▶ [Aim of the exercise] State how many lines of the data contain the word "title", and write nothing besides the number.

[start]

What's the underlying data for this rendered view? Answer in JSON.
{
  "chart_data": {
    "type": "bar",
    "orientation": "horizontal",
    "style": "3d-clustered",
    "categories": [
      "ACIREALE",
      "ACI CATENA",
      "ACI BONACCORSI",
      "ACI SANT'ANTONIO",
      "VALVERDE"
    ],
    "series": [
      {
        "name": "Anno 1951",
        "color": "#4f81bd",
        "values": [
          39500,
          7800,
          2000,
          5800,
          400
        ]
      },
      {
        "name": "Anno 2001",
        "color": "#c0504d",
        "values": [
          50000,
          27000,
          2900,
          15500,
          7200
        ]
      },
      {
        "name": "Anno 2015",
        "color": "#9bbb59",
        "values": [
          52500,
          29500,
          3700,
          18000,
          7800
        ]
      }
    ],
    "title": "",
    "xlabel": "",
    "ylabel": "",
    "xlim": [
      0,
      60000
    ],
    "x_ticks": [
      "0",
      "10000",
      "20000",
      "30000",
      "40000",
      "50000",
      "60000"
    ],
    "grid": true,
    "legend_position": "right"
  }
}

[end]
[start]

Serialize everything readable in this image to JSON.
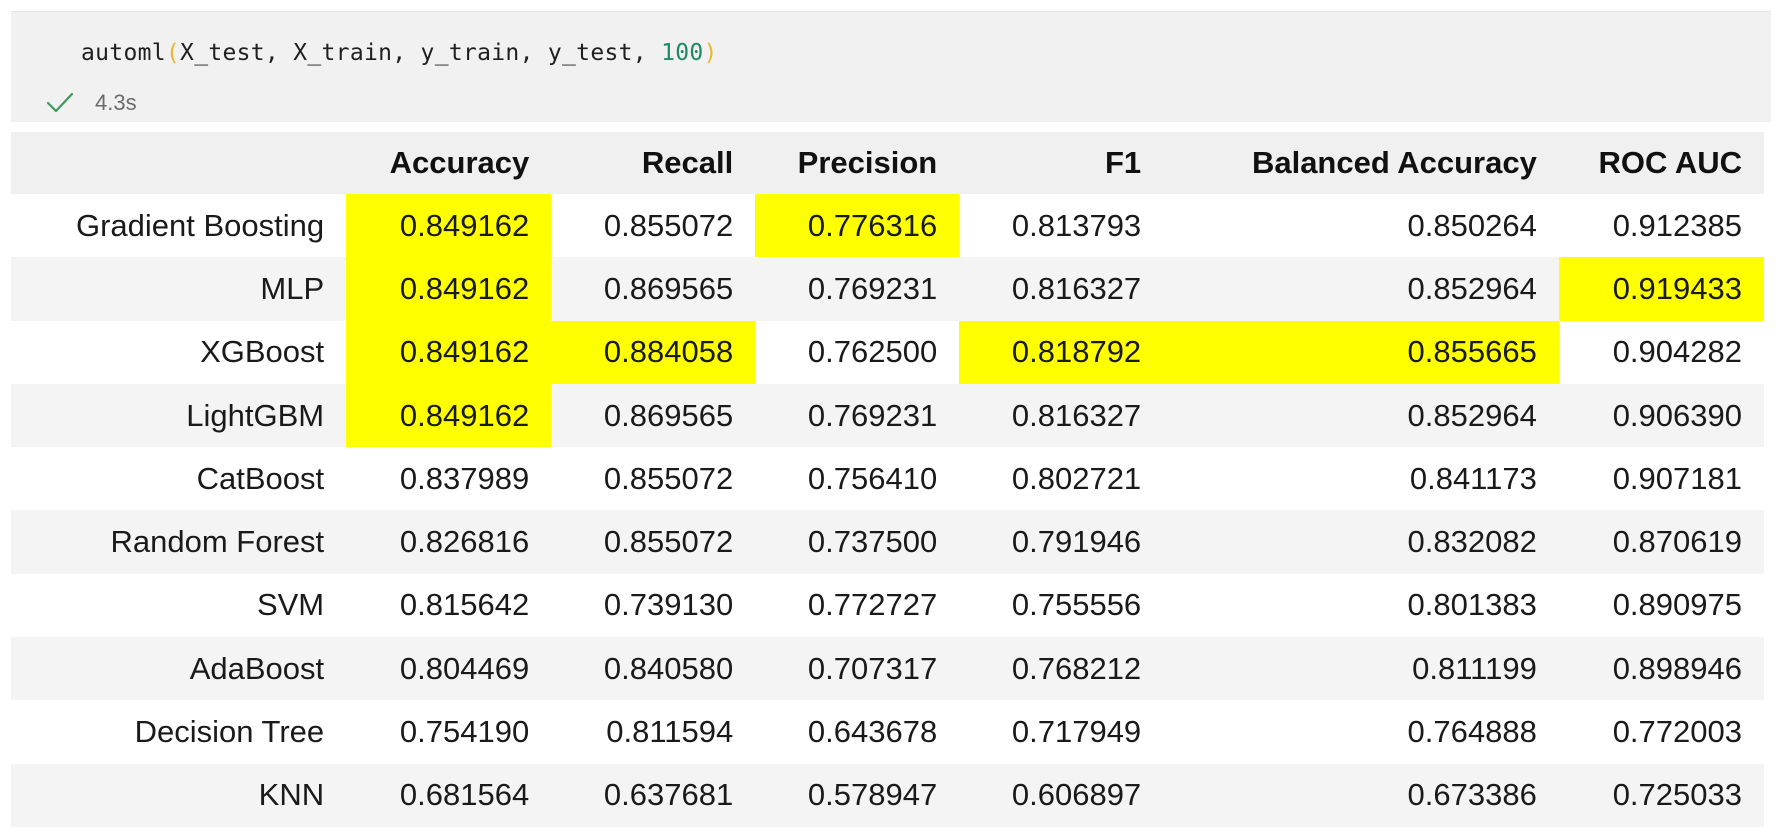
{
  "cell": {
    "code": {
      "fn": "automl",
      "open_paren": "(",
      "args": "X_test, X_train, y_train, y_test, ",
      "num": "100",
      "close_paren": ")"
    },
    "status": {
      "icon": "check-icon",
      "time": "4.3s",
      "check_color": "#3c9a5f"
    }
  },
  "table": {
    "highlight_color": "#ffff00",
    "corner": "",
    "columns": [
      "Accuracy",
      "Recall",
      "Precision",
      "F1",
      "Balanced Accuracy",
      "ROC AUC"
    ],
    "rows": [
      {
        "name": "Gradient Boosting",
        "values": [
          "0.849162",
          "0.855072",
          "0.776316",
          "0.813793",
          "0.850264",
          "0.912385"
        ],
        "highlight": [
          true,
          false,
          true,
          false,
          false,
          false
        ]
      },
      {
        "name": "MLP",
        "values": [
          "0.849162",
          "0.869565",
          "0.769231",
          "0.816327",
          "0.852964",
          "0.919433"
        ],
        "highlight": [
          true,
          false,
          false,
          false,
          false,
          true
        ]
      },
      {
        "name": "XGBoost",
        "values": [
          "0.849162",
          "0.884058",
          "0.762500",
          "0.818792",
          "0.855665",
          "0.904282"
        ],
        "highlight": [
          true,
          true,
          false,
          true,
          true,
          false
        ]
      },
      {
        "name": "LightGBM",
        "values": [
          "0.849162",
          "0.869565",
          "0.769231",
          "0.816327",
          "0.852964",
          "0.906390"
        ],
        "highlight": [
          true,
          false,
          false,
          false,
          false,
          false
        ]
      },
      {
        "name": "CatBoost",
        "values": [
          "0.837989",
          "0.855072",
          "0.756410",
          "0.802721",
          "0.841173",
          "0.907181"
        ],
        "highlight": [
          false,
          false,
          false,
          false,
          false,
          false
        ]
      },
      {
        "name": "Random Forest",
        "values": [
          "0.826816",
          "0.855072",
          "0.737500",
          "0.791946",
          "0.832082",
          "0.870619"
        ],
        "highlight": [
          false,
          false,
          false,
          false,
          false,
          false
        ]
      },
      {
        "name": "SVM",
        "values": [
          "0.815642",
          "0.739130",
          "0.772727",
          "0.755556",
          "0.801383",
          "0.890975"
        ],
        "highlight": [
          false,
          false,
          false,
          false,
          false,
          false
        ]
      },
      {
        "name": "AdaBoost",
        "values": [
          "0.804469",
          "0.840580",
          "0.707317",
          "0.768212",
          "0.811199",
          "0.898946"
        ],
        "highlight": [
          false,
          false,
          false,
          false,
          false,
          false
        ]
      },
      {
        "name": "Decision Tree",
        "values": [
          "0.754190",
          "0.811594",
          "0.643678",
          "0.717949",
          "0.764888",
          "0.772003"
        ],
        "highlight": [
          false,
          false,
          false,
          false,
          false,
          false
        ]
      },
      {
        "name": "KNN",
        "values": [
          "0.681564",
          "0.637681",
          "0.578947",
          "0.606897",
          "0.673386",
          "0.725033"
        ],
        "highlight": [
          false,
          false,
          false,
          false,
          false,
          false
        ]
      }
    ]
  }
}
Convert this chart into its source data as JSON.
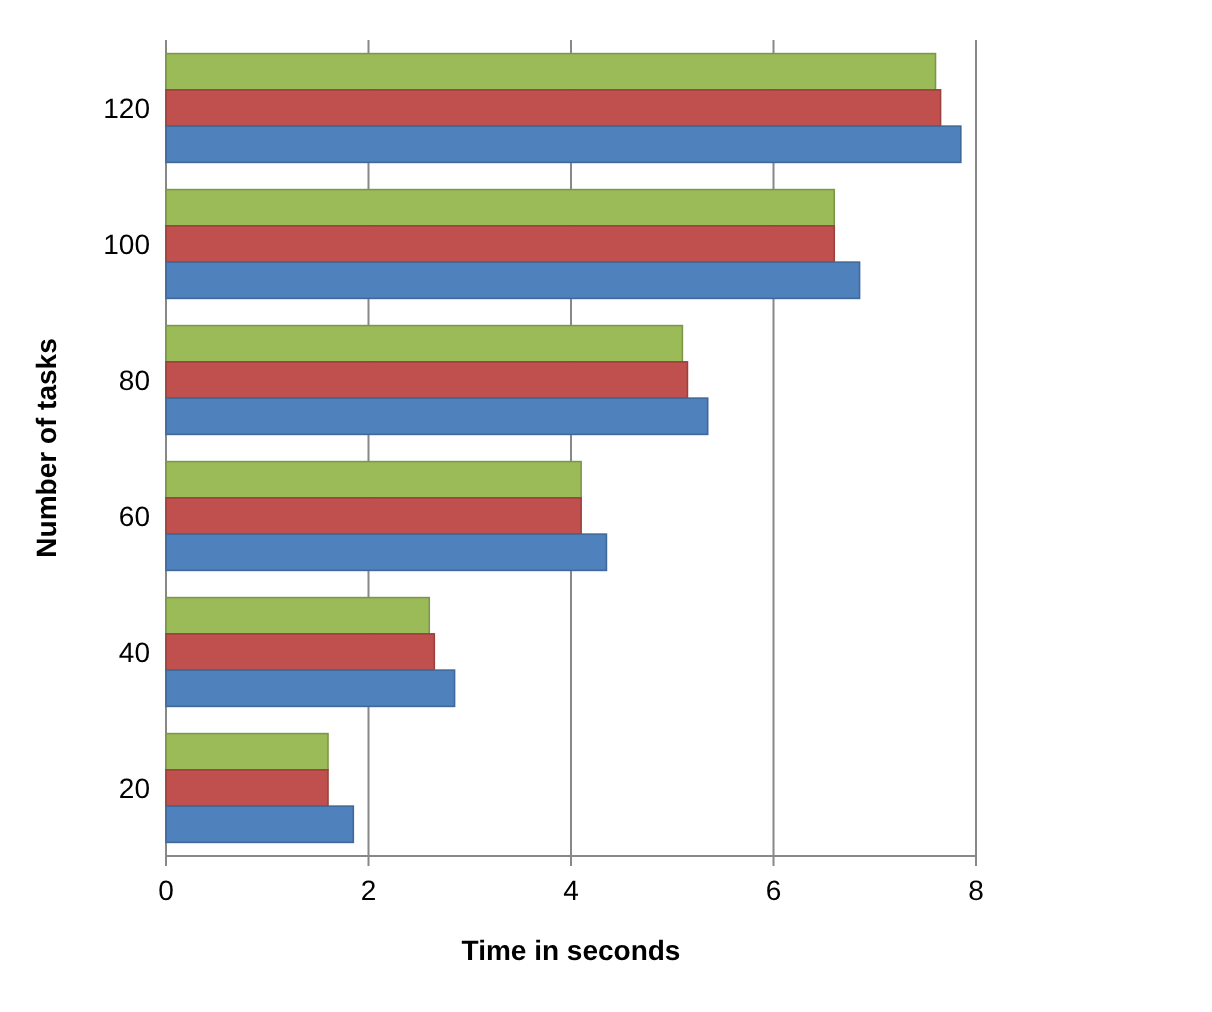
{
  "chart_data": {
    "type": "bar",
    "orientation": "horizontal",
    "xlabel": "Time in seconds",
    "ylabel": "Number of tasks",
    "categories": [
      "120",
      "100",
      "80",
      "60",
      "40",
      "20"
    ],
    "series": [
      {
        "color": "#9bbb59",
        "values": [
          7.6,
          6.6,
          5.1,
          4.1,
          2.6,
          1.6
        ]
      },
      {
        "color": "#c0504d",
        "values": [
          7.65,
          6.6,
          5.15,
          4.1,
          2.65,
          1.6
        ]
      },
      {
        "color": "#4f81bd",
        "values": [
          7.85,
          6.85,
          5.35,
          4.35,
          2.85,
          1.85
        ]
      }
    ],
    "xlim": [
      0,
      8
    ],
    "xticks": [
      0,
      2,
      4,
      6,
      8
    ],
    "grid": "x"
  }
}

[end]
[start]

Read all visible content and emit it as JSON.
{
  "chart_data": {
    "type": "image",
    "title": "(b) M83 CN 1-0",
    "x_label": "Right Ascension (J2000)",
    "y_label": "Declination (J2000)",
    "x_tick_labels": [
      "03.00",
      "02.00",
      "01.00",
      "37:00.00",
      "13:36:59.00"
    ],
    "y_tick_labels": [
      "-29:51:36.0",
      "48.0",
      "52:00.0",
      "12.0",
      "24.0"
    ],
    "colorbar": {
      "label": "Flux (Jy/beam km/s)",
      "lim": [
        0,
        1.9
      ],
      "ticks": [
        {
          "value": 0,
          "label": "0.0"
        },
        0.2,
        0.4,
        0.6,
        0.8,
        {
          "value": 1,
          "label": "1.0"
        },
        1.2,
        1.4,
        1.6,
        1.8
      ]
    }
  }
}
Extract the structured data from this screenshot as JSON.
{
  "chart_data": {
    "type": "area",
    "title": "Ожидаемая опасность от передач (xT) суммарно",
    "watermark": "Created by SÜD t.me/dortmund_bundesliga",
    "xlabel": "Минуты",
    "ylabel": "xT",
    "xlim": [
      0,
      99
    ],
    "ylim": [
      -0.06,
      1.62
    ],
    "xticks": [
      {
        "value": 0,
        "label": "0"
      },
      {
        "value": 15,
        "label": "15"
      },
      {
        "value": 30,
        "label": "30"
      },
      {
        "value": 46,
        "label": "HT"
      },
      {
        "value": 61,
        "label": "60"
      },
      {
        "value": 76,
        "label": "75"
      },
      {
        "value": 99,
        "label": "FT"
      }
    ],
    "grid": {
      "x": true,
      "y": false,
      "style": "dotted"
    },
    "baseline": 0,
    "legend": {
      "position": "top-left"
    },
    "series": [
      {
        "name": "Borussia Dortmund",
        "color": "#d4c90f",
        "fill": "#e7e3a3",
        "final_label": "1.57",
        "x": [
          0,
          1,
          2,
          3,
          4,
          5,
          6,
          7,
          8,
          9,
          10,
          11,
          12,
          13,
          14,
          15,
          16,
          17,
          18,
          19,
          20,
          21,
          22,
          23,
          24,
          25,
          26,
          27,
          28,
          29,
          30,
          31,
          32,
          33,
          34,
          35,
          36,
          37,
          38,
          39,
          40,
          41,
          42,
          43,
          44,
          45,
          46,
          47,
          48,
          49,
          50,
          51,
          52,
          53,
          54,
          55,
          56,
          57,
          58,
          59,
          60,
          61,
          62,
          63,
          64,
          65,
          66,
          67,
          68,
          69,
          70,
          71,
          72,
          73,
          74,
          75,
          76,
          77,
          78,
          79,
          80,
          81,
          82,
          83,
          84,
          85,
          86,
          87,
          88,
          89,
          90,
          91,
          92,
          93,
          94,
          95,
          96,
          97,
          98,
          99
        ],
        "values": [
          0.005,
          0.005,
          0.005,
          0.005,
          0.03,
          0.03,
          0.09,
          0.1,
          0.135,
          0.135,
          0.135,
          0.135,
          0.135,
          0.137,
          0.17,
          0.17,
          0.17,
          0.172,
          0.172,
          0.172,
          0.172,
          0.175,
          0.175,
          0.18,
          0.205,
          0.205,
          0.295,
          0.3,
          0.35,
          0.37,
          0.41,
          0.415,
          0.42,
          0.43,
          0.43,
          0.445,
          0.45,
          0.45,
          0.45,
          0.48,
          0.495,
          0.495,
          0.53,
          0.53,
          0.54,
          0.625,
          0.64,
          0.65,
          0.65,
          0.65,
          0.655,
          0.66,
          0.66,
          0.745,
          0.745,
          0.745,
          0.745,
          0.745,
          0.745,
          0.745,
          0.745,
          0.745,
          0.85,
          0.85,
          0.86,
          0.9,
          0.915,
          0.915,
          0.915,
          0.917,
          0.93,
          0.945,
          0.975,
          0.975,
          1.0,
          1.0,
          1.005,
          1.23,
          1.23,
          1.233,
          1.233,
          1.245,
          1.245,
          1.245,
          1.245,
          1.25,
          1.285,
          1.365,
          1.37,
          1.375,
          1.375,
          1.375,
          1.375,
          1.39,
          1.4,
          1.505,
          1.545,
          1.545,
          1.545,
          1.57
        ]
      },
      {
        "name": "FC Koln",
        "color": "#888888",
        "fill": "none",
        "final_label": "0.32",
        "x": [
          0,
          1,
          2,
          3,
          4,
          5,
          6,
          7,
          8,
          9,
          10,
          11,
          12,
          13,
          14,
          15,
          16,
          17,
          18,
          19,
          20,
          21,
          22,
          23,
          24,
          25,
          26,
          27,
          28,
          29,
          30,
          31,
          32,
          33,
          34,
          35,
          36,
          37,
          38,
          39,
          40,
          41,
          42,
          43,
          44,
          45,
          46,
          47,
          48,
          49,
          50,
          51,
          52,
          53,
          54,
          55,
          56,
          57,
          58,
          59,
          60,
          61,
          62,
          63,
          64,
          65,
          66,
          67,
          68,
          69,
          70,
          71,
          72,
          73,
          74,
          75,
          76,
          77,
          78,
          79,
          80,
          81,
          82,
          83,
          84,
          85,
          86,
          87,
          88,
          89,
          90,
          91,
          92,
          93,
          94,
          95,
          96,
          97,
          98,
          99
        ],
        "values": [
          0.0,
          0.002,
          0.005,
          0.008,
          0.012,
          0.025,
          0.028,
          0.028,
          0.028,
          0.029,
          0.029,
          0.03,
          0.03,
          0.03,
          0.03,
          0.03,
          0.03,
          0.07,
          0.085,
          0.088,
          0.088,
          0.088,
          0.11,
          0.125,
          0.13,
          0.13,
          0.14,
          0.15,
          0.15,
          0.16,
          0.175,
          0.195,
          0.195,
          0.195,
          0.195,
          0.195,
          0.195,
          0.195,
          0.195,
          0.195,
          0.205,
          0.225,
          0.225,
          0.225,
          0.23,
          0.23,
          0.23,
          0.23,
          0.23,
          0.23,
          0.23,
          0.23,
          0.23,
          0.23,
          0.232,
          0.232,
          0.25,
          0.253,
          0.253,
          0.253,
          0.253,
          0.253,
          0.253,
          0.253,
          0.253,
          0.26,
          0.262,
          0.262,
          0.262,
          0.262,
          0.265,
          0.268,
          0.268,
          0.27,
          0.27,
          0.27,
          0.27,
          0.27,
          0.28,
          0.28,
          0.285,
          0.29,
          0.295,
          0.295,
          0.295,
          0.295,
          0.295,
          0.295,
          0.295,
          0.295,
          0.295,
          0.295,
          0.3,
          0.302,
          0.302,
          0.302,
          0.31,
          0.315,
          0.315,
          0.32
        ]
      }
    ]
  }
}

[end]

▶ [Solution for this problem] 3